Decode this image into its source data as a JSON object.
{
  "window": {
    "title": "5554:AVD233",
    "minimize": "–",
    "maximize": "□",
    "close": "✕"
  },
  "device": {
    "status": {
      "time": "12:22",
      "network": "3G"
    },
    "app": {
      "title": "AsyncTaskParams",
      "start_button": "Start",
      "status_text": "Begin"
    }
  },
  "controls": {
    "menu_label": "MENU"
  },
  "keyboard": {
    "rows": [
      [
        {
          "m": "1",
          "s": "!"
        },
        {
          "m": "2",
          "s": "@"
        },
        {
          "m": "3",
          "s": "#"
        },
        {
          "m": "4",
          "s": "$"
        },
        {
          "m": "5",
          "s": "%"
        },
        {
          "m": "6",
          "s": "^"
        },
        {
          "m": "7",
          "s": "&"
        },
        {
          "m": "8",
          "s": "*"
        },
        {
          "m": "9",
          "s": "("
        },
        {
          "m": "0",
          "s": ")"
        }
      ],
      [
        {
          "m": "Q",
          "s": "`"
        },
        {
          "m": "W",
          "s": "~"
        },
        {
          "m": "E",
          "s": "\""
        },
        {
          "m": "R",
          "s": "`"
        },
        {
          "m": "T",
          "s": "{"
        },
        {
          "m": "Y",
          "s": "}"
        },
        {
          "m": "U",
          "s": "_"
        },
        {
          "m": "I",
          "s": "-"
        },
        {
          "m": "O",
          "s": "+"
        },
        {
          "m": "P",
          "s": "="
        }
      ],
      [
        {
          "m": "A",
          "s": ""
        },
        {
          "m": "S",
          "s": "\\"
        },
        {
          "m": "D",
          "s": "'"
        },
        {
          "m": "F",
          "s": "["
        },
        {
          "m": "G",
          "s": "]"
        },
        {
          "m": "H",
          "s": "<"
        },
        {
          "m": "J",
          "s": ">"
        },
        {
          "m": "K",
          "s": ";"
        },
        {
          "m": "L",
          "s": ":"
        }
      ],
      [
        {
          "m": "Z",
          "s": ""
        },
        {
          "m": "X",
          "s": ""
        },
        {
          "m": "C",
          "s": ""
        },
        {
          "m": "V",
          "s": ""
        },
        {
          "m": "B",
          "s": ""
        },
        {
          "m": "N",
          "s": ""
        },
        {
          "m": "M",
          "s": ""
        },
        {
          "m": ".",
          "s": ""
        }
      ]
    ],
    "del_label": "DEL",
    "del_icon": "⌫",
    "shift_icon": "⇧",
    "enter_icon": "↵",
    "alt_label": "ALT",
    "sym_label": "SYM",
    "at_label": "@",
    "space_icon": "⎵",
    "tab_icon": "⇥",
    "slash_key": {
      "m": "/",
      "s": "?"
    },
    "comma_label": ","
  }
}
--
* _Given problem_
Copy every record exactly, with nothing added or dropped.

* _Answer to the task_
Decode this image into its source data as a JSON object.
{
  "window": {
    "title": "5554:AVD233",
    "minimize": "–",
    "maximize": "□",
    "close": "✕"
  },
  "device": {
    "status": {
      "time": "12:22",
      "network": "3G"
    },
    "app": {
      "title": "AsyncTaskParams",
      "start_button": "Start",
      "status_text": "Begin"
    }
  },
  "controls": {
    "menu_label": "MENU"
  },
  "keyboard": {
    "rows": [
      [
        {
          "m": "1",
          "s": "!"
        },
        {
          "m": "2",
          "s": "@"
        },
        {
          "m": "3",
          "s": "#"
        },
        {
          "m": "4",
          "s": "$"
        },
        {
          "m": "5",
          "s": "%"
        },
        {
          "m": "6",
          "s": "^"
        },
        {
          "m": "7",
          "s": "&"
        },
        {
          "m": "8",
          "s": "*"
        },
        {
          "m": "9",
          "s": "("
        },
        {
          "m": "0",
          "s": ")"
        }
      ],
      [
        {
          "m": "Q",
          "s": "`"
        },
        {
          "m": "W",
          "s": "~"
        },
        {
          "m": "E",
          "s": "\""
        },
        {
          "m": "R",
          "s": "`"
        },
        {
          "m": "T",
          "s": "{"
        },
        {
          "m": "Y",
          "s": "}"
        },
        {
          "m": "U",
          "s": "_"
        },
        {
          "m": "I",
          "s": "-"
        },
        {
          "m": "O",
          "s": "+"
        },
        {
          "m": "P",
          "s": "="
        }
      ],
      [
        {
          "m": "A",
          "s": ""
        },
        {
          "m": "S",
          "s": "\\"
        },
        {
          "m": "D",
          "s": "'"
        },
        {
          "m": "F",
          "s": "["
        },
        {
          "m": "G",
          "s": "]"
        },
        {
          "m": "H",
          "s": "<"
        },
        {
          "m": "J",
          "s": ">"
        },
        {
          "m": "K",
          "s": ";"
        },
        {
          "m": "L",
          "s": ":"
        }
      ],
      [
        {
          "m": "Z",
          "s": ""
        },
        {
          "m": "X",
          "s": ""
        },
        {
          "m": "C",
          "s": ""
        },
        {
          "m": "V",
          "s": ""
        },
        {
          "m": "B",
          "s": ""
        },
        {
          "m": "N",
          "s": ""
        },
        {
          "m": "M",
          "s": ""
        },
        {
          "m": ".",
          "s": ""
        }
      ]
    ],
    "del_label": "DEL",
    "del_icon": "⌫",
    "shift_icon": "⇧",
    "enter_icon": "↵",
    "alt_label": "ALT",
    "sym_label": "SYM",
    "at_label": "@",
    "space_icon": "⎵",
    "tab_icon": "⇥",
    "slash_key": {
      "m": "/",
      "s": "?"
    },
    "comma_label": ","
  }
}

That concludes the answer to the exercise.